* **Task requirements**
Using the data beneath, show every line that includes the word "Kraków".
## begin Working data
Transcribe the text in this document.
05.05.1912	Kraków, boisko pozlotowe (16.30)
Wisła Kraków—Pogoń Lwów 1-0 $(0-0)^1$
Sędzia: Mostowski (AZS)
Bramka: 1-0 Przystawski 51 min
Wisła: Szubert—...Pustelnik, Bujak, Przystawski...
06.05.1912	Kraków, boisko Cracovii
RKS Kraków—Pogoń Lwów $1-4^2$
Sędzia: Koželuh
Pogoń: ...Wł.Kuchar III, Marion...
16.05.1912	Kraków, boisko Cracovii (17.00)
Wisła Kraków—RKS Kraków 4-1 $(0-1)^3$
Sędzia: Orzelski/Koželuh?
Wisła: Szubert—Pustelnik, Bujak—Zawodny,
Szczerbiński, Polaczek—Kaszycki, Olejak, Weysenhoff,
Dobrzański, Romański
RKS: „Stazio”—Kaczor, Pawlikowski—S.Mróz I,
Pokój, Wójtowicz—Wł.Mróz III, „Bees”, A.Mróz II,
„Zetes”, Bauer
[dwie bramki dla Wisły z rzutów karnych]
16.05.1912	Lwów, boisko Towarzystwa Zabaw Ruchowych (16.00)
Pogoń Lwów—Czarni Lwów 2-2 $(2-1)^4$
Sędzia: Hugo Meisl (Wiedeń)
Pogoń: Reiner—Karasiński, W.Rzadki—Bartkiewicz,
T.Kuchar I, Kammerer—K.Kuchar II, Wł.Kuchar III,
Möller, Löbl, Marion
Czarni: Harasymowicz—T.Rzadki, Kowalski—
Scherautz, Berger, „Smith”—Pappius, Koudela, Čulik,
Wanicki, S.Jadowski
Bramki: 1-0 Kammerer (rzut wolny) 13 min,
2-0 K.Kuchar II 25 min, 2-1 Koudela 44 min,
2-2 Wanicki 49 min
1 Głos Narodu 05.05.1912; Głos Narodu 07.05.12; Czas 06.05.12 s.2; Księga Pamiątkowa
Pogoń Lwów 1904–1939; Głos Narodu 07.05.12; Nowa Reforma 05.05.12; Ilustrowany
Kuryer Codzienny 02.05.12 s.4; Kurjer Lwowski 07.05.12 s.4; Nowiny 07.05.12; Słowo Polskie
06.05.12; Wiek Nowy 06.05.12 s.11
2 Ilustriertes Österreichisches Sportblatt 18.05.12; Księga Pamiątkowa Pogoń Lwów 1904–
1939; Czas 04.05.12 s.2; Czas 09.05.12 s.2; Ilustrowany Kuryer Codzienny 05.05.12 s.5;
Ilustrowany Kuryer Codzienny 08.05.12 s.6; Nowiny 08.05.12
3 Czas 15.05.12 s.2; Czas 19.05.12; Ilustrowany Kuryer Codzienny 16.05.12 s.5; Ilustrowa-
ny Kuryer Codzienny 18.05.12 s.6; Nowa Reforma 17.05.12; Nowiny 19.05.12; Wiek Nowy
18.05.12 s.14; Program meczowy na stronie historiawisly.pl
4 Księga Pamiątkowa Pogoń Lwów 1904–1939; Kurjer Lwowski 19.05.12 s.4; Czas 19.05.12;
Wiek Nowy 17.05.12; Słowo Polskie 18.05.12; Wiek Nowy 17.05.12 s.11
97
## end Working data
## begin Working data
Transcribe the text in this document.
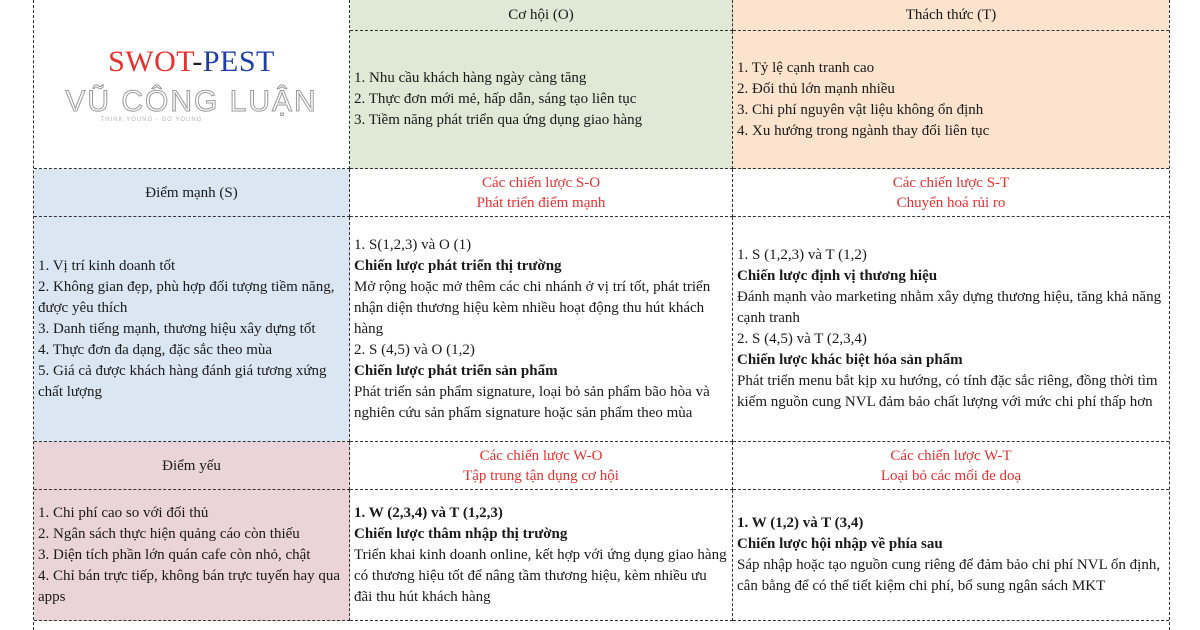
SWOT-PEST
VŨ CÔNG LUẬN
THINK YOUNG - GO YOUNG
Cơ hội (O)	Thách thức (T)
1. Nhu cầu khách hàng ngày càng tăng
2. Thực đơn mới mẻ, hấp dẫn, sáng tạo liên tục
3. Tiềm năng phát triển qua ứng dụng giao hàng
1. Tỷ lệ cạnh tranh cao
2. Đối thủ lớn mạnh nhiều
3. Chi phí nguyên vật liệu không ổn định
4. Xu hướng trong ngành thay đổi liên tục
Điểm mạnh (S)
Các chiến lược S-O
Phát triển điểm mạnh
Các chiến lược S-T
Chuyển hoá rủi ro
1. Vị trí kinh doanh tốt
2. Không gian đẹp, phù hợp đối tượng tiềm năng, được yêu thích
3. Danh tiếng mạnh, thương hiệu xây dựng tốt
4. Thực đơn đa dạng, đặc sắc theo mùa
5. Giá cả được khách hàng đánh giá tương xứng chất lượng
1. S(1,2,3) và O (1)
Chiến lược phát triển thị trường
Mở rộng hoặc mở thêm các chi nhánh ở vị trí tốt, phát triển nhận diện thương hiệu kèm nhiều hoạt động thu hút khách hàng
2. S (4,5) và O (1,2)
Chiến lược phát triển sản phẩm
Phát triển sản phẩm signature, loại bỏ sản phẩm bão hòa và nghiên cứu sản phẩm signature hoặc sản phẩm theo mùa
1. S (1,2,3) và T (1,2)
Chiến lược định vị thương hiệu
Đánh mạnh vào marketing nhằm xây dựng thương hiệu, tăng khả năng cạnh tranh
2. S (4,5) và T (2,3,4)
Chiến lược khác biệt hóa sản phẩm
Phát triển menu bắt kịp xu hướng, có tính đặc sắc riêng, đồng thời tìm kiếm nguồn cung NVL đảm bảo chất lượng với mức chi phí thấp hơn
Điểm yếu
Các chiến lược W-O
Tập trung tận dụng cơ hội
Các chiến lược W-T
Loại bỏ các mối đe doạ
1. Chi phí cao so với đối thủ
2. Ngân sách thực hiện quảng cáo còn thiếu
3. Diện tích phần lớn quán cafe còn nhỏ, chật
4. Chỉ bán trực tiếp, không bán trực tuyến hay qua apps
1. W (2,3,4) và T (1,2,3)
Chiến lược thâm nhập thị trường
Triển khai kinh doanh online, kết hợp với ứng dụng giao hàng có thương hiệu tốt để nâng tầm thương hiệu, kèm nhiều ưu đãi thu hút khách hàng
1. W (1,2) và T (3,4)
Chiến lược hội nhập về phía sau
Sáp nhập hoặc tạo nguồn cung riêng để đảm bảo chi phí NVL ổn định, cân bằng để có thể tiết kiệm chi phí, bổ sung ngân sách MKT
## end Working data
* **Solution to this task**
05.05.1912	Kraków, boisko pozlotowe (16.30)
Wisła Kraków—Pogoń Lwów 1-0 $(0-0)^1$
06.05.1912	Kraków, boisko Cracovii
RKS Kraków—Pogoń Lwów $1-4^2$
16.05.1912	Kraków, boisko Cracovii (17.00)
Wisła Kraków—RKS Kraków 4-1 $(0-1)^3$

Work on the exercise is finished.